> [AIM]: In the entries that follow, identify the line containing "Convert this document image to plain text." and return it together with all later lines, exactly as they appear.

(Part of a data file)
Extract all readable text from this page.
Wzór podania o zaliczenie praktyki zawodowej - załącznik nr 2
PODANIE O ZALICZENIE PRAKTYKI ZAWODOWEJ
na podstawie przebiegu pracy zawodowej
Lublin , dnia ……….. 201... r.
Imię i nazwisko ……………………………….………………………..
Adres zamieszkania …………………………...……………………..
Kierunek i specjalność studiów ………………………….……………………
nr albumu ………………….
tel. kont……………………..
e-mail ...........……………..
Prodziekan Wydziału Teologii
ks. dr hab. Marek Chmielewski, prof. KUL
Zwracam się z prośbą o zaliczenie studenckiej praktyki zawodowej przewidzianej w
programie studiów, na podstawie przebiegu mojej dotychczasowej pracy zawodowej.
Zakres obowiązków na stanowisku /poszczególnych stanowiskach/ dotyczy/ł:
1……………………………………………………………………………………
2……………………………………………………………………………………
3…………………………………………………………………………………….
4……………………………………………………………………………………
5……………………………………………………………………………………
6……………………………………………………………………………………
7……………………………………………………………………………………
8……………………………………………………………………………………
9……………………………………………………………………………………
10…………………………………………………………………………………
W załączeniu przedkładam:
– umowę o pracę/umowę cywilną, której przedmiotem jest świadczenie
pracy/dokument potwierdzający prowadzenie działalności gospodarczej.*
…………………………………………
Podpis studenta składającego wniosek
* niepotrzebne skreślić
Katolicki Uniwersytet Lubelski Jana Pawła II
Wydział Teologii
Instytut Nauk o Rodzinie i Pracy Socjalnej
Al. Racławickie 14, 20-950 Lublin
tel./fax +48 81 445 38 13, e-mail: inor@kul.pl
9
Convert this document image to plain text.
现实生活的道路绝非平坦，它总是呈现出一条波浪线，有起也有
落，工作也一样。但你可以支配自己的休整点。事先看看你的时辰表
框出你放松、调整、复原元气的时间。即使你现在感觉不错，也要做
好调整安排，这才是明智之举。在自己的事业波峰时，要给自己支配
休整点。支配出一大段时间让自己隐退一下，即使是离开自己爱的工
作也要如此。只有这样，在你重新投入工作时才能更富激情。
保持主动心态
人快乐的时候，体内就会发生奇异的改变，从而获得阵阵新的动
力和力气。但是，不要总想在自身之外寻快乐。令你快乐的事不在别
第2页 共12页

> [OUTPUT BELOW]:
Convert this document image to plain text.
现实生活的道路绝非平坦，它总是呈现出一条波浪线，有起也有
落，工作也一样。但你可以支配自己的休整点。事先看看你的时辰表
框出你放松、调整、复原元气的时间。即使你现在感觉不错，也要做
好调整安排，这才是明智之举。在自己的事业波峰时，要给自己支配
休整点。支配出一大段时间让自己隐退一下，即使是离开自己爱的工
作也要如此。只有这样，在你重新投入工作时才能更富激情。
保持主动心态
人快乐的时候，体内就会发生奇异的改变，从而获得阵阵新的动
力和力气。但是，不要总想在自身之外寻快乐。令你快乐的事不在别
第2页 共12页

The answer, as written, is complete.